> Your instructions
Transcribe all of the material exactly. Any picture in it should be left out.

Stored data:
= = = =
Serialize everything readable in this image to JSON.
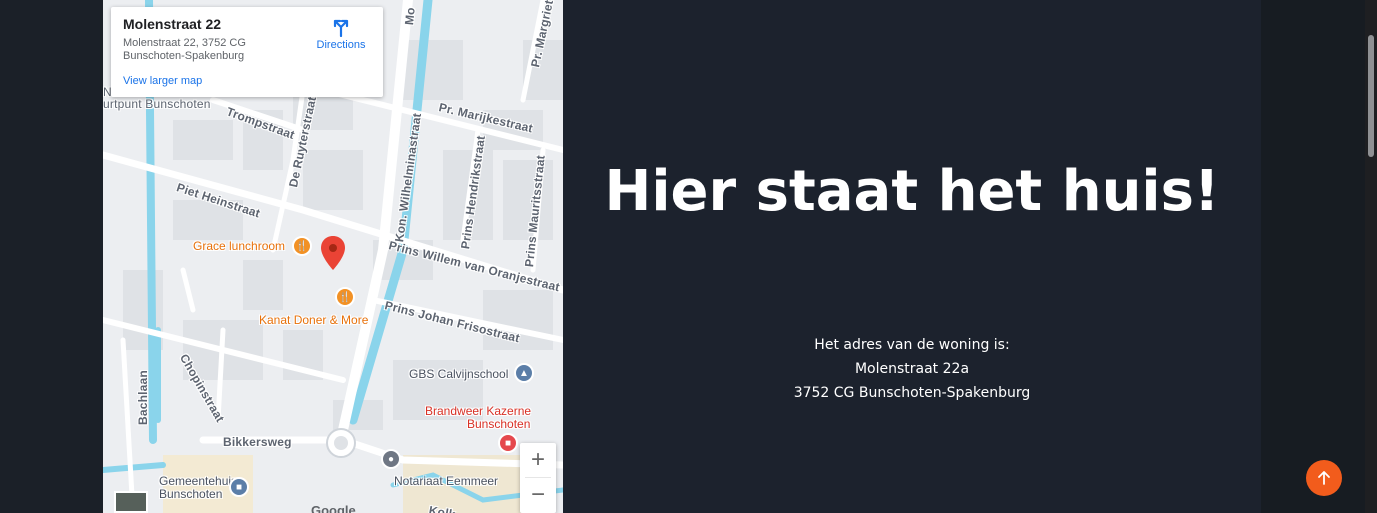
{
  "map": {
    "card": {
      "title": "Molenstraat 22",
      "address_line1": "Molenstraat 22, 3752 CG",
      "address_line2": "Bunschoten-Spakenburg",
      "view_larger": "View larger map",
      "directions": "Directions"
    },
    "streets": {
      "trompstraat": "Trompstraat",
      "ruyterstraat": "De Ruyterstraat",
      "wilhelminastraat": "Kon. Wilhelminastraat",
      "marijkestraat": "Pr. Marijkestraat",
      "hendrikstraat": "Prins Hendrikstraat",
      "mauritsstraat": "Prins Mauritsstraat",
      "margriet": "Pr. Margriet",
      "piet_heinstraat": "Piet Heinstraat",
      "willem_van_oranjestraat": "Prins Willem van Oranjestraat",
      "johan_frisostraat": "Prins Johan Frisostraat",
      "chopinstraat": "Chopinstraat",
      "bachlaan": "Bachlaan",
      "bikkersweg": "Bikkersweg",
      "kolk": "Kolk",
      "top_fragment": "Mo",
      "left_fragment_1": "N",
      "left_fragment_2": "urtpunt Bunschoten"
    },
    "pois": {
      "grace": "Grace lunchroom",
      "kanat": "Kanat Doner & More",
      "gbs": "GBS Calvijnschool",
      "brandweer_1": "Brandweer Kazerne",
      "brandweer_2": "Bunschoten",
      "gemeentehuis_1": "Gemeentehuis",
      "gemeentehuis_2": "Bunschoten",
      "notariaat": "Notariaat Eemmeer"
    },
    "zoom_in": "+",
    "zoom_out": "−",
    "google": "Google"
  },
  "hero": {
    "heading": "Hier staat het huis!",
    "address_label": "Het adres van de woning is:",
    "street": "Molenstraat 22a",
    "city": "3752 CG Bunschoten-Spakenburg"
  },
  "colors": {
    "hero_bg": "#1c222d",
    "accent": "#f25c1c",
    "water": "#8ad4eb"
  },
  "icons": {
    "directions": "directions-icon",
    "to_top": "arrow-up-icon",
    "pin": "map-marker-icon"
  }
}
= = = =
> Answer to this task
Serialize everything readable in this image to JSON.
{
  "map": {
    "card": {
      "title": "Molenstraat 22",
      "address_line1": "Molenstraat 22, 3752 CG",
      "address_line2": "Bunschoten-Spakenburg",
      "view_larger": "View larger map",
      "directions": "Directions"
    },
    "streets": {
      "trompstraat": "Trompstraat",
      "ruyterstraat": "De Ruyterstraat",
      "wilhelminastraat": "Kon. Wilhelminastraat",
      "marijkestraat": "Pr. Marijkestraat",
      "hendrikstraat": "Prins Hendrikstraat",
      "mauritsstraat": "Prins Mauritsstraat",
      "margriet": "Pr. Margriet",
      "piet_heinstraat": "Piet Heinstraat",
      "willem_van_oranjestraat": "Prins Willem van Oranjestraat",
      "johan_frisostraat": "Prins Johan Frisostraat",
      "chopinstraat": "Chopinstraat",
      "bachlaan": "Bachlaan",
      "bikkersweg": "Bikkersweg",
      "kolk": "Kolk",
      "top_fragment": "Mo",
      "left_fragment_1": "N",
      "left_fragment_2": "urtpunt Bunschoten"
    },
    "pois": {
      "grace": "Grace lunchroom",
      "kanat": "Kanat Doner & More",
      "gbs": "GBS Calvijnschool",
      "brandweer_1": "Brandweer Kazerne",
      "brandweer_2": "Bunschoten",
      "gemeentehuis_1": "Gemeentehuis",
      "gemeentehuis_2": "Bunschoten",
      "notariaat": "Notariaat Eemmeer"
    },
    "zoom_in": "+",
    "zoom_out": "−",
    "google": "Google"
  },
  "hero": {
    "heading": "Hier staat het huis!",
    "address_label": "Het adres van de woning is:",
    "street": "Molenstraat 22a",
    "city": "3752 CG Bunschoten-Spakenburg"
  },
  "colors": {
    "hero_bg": "#1c222d",
    "accent": "#f25c1c",
    "water": "#8ad4eb"
  },
  "icons": {
    "directions": "directions-icon",
    "to_top": "arrow-up-icon",
    "pin": "map-marker-icon"
  }
}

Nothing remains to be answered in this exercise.